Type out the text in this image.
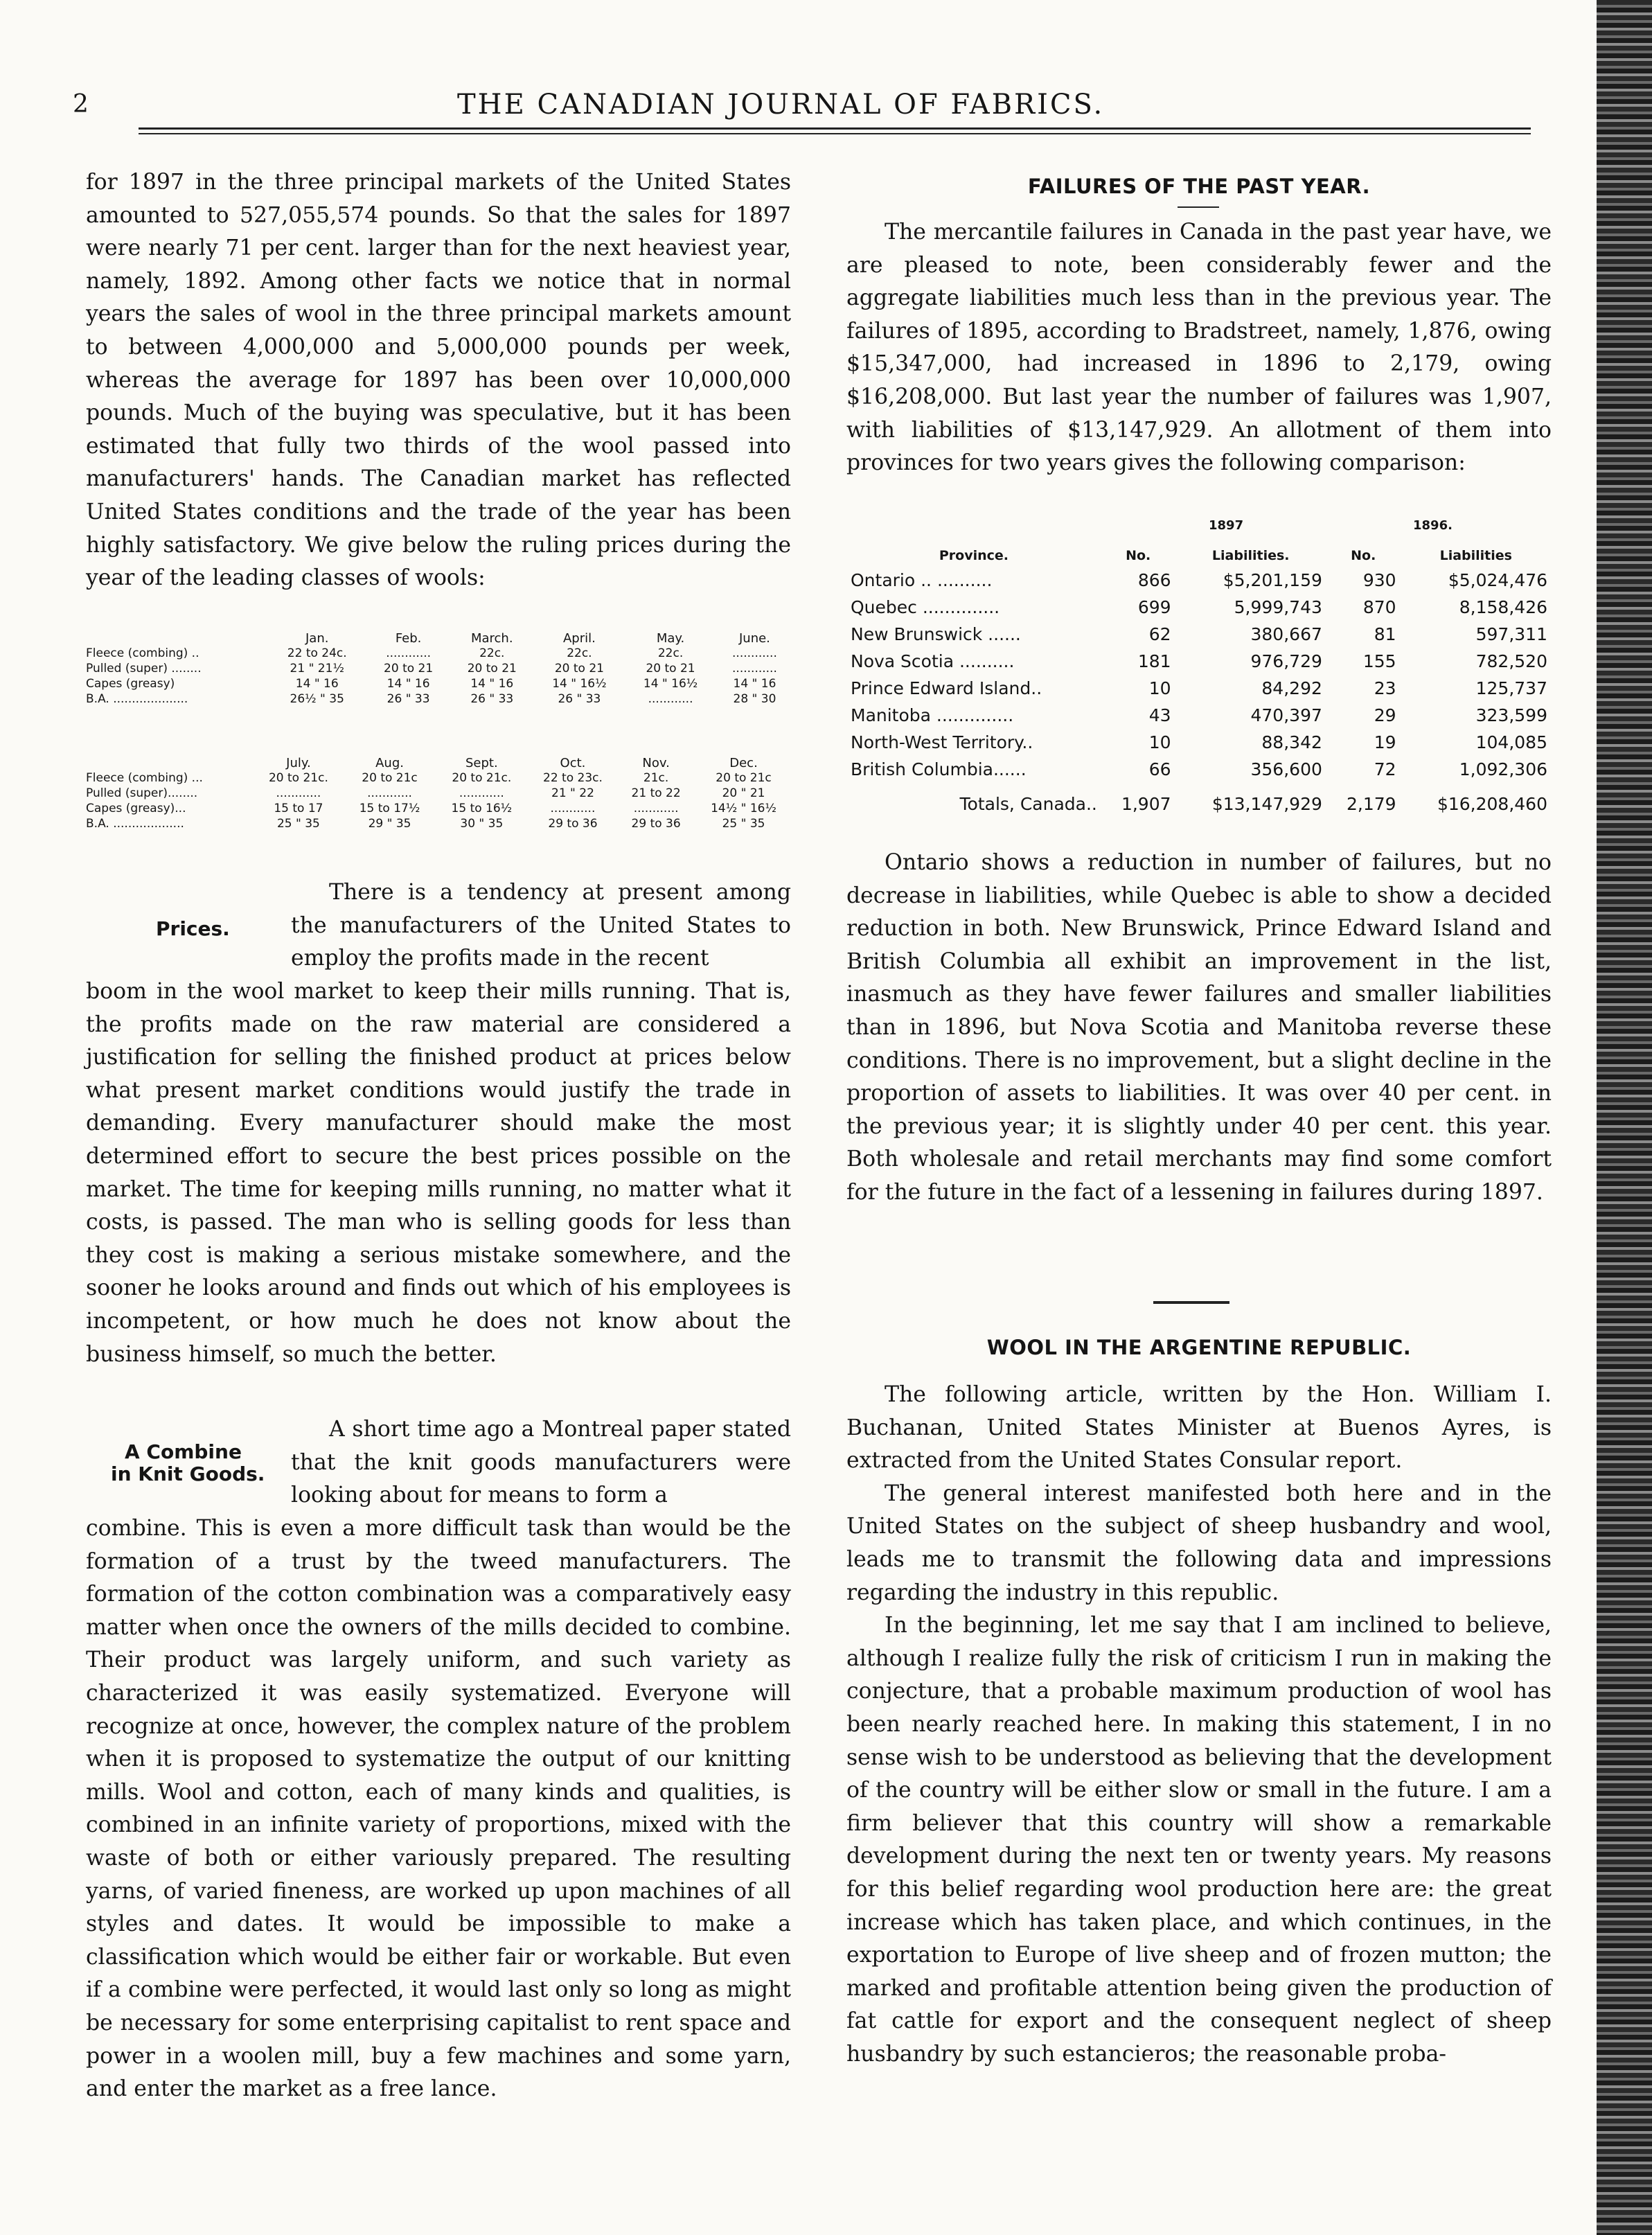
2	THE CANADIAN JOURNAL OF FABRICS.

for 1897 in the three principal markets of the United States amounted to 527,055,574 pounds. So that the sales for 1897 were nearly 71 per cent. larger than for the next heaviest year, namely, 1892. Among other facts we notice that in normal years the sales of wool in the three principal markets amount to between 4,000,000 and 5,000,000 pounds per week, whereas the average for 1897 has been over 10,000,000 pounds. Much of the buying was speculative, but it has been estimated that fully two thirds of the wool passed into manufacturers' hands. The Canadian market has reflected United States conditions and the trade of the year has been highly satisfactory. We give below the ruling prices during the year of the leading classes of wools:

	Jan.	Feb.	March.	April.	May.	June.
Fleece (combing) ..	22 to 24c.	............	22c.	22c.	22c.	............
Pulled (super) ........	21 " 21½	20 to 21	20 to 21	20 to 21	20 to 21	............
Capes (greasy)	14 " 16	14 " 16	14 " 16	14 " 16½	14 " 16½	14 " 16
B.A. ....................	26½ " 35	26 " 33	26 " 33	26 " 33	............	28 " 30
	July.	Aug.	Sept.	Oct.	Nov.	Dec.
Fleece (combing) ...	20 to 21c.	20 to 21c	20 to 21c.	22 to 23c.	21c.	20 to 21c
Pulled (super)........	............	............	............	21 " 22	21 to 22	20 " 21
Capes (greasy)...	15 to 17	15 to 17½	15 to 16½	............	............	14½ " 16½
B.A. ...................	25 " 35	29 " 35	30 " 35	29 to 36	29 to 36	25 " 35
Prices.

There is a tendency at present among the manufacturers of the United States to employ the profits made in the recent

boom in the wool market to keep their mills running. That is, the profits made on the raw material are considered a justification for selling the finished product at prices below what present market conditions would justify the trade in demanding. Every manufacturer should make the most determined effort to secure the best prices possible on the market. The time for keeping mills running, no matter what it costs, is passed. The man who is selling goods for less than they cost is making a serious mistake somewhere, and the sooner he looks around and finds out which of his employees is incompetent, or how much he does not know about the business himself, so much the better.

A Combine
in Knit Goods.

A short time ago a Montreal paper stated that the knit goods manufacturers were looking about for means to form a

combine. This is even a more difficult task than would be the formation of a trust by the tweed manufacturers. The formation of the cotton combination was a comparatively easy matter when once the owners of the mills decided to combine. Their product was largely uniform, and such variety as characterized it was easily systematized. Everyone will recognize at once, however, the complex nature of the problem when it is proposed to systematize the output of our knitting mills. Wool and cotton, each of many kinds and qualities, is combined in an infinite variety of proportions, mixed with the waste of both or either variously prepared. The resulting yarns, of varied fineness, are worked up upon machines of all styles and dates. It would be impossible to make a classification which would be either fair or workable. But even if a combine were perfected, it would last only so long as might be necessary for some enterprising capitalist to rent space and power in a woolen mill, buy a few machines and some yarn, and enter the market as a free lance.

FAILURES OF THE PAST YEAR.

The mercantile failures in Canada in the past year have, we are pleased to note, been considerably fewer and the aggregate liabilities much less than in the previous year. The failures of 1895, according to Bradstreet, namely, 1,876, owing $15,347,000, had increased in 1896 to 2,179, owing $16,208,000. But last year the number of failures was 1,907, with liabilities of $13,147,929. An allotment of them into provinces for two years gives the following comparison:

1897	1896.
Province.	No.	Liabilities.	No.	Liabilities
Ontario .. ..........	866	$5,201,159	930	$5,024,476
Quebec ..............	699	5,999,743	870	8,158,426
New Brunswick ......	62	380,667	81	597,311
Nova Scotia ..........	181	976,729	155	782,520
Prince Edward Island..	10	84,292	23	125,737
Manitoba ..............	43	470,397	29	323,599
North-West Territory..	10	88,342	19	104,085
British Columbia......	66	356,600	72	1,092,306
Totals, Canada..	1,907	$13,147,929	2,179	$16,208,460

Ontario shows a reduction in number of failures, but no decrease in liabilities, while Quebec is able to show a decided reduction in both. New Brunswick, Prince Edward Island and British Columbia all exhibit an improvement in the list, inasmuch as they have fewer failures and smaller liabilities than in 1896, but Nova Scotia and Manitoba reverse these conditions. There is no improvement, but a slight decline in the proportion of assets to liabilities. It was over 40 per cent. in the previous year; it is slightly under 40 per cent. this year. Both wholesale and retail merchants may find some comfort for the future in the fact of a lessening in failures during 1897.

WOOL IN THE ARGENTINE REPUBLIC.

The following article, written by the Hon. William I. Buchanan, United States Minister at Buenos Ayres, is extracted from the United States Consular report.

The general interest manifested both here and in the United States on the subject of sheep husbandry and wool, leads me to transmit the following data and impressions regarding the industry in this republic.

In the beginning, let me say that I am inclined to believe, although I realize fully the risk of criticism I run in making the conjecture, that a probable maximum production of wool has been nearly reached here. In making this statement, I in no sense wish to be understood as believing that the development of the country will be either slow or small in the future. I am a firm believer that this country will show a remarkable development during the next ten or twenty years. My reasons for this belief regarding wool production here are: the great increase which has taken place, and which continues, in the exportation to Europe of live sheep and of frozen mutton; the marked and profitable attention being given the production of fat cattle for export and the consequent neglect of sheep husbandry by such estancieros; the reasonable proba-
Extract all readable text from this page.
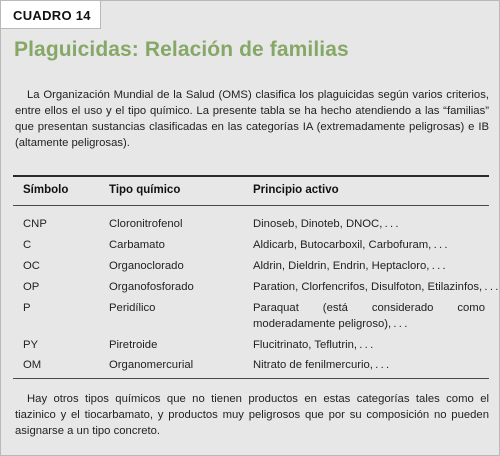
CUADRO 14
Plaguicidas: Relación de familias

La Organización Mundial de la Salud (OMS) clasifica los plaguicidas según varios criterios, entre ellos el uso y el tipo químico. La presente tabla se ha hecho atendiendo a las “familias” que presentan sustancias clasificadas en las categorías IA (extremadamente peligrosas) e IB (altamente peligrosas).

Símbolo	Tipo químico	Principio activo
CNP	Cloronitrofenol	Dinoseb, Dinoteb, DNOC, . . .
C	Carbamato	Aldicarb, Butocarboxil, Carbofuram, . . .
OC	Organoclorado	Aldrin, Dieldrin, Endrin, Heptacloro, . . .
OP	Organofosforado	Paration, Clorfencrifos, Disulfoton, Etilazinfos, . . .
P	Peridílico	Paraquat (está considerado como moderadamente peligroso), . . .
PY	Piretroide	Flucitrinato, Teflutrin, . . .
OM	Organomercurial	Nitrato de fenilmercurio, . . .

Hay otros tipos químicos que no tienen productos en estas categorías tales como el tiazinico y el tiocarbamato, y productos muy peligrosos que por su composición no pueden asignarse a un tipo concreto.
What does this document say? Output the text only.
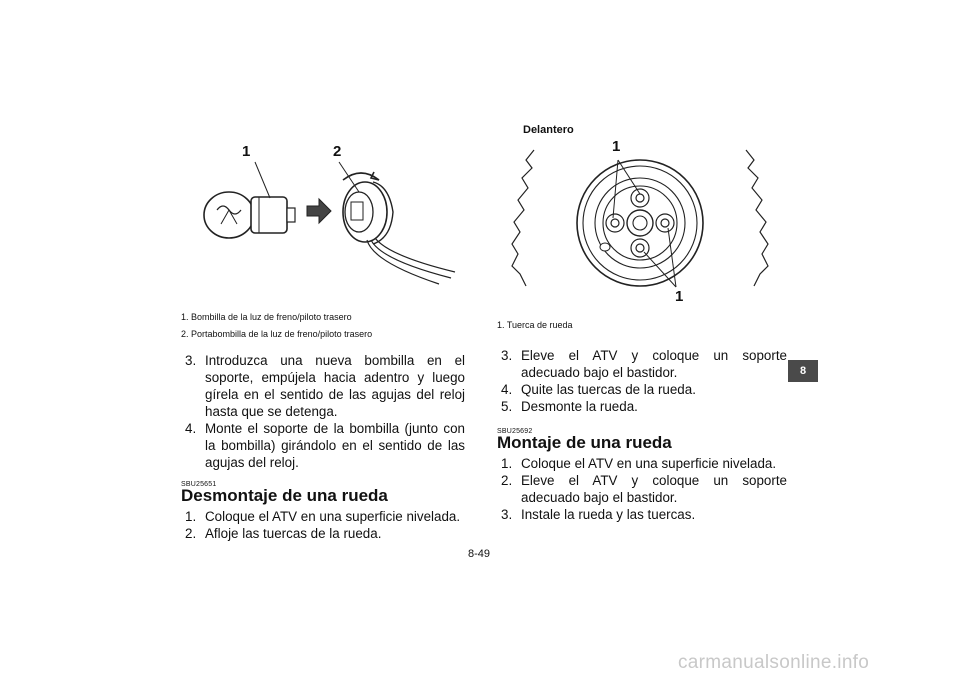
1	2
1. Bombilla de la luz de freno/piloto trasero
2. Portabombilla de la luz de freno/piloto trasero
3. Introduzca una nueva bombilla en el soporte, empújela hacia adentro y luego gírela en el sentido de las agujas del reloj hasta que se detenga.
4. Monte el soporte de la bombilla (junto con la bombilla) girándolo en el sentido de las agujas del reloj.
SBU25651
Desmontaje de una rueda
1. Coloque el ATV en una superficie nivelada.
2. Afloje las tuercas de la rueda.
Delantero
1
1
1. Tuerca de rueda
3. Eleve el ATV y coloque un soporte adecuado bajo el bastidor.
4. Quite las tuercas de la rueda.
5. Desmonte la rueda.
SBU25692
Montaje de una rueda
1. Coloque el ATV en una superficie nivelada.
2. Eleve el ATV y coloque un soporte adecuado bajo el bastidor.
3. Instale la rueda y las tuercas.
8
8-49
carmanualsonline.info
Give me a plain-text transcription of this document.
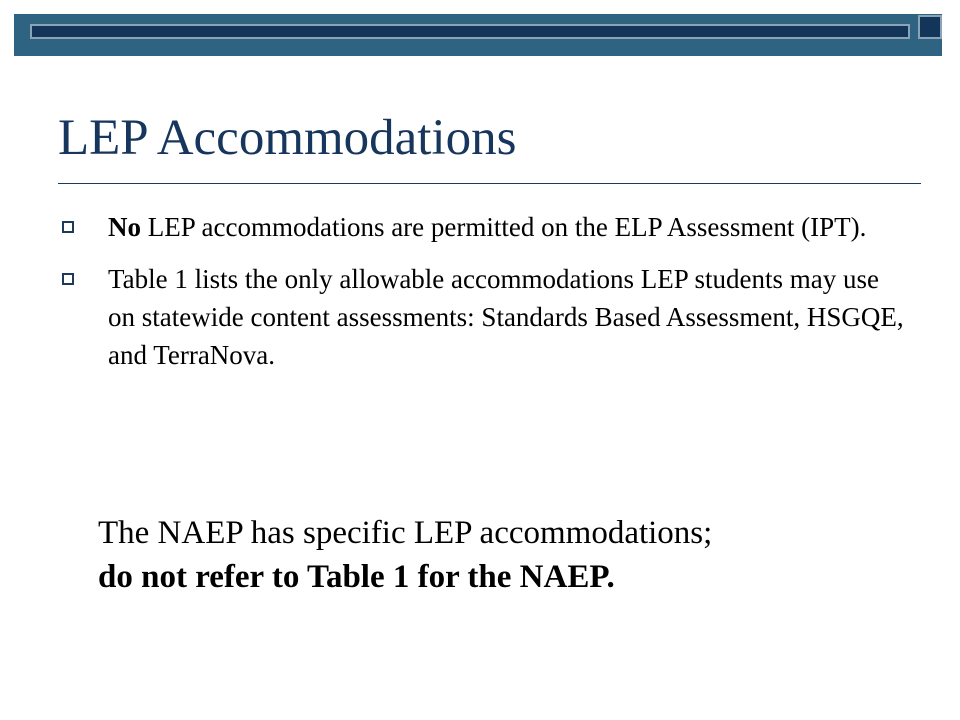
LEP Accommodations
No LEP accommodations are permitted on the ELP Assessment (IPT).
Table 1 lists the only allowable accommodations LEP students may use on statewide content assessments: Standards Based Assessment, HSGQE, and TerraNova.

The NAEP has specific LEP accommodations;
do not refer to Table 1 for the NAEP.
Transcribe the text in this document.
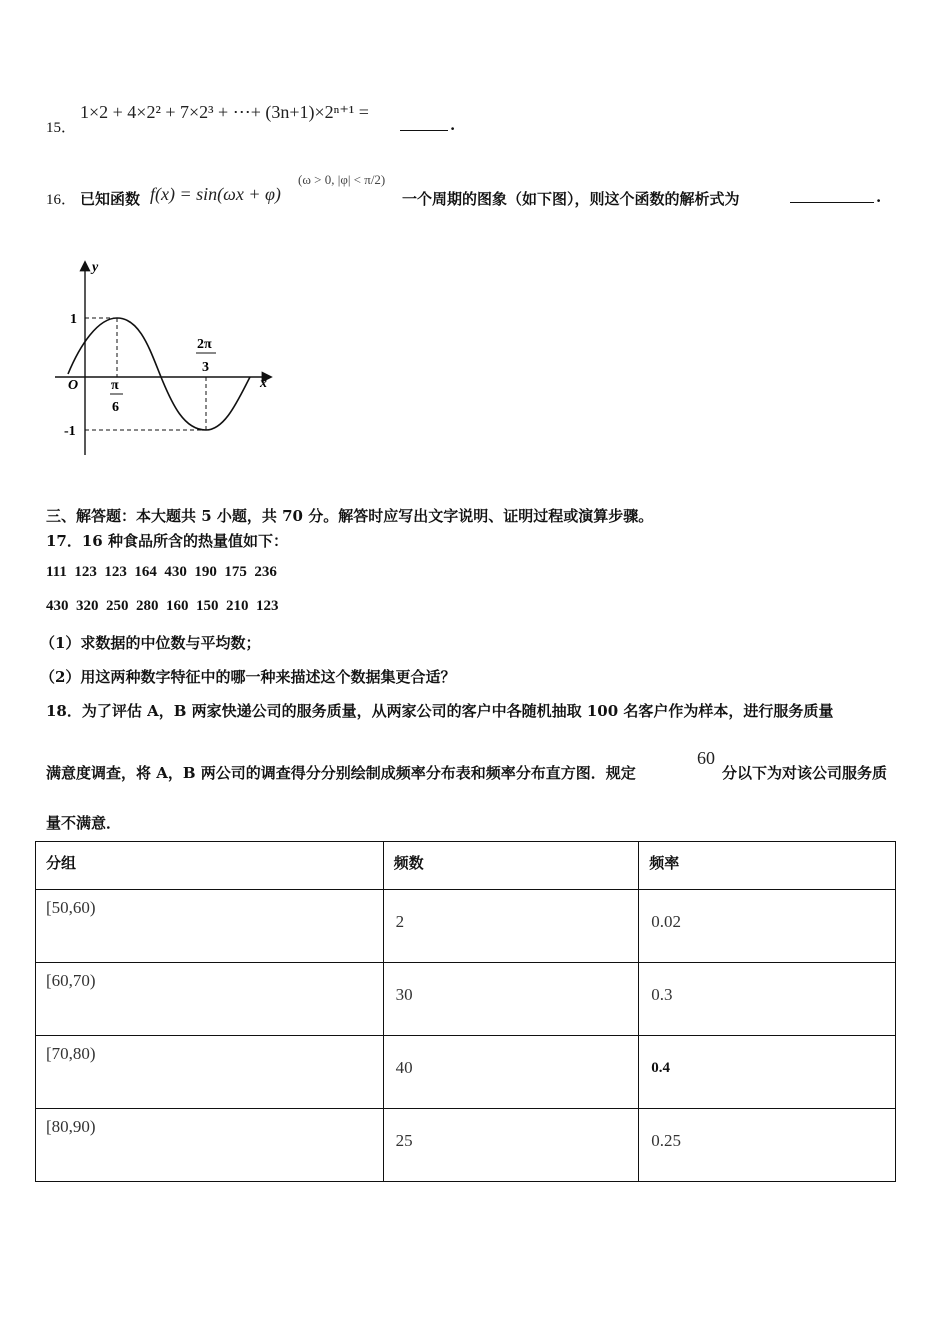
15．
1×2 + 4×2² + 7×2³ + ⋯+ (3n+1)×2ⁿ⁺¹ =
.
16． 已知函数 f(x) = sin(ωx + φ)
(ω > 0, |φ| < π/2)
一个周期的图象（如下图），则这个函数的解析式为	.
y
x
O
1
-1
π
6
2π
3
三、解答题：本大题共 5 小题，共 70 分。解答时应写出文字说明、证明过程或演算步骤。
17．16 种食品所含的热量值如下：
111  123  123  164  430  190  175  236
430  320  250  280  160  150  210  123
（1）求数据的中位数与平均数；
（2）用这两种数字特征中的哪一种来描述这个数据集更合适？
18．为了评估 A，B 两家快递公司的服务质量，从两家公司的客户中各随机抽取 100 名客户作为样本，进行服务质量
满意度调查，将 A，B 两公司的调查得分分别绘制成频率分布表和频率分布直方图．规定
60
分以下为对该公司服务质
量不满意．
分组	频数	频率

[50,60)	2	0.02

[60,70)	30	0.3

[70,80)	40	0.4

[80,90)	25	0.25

....

Note how many lines in the material hold the word "familias", and give that number with nothing added.

▸ Response for this exercise:
2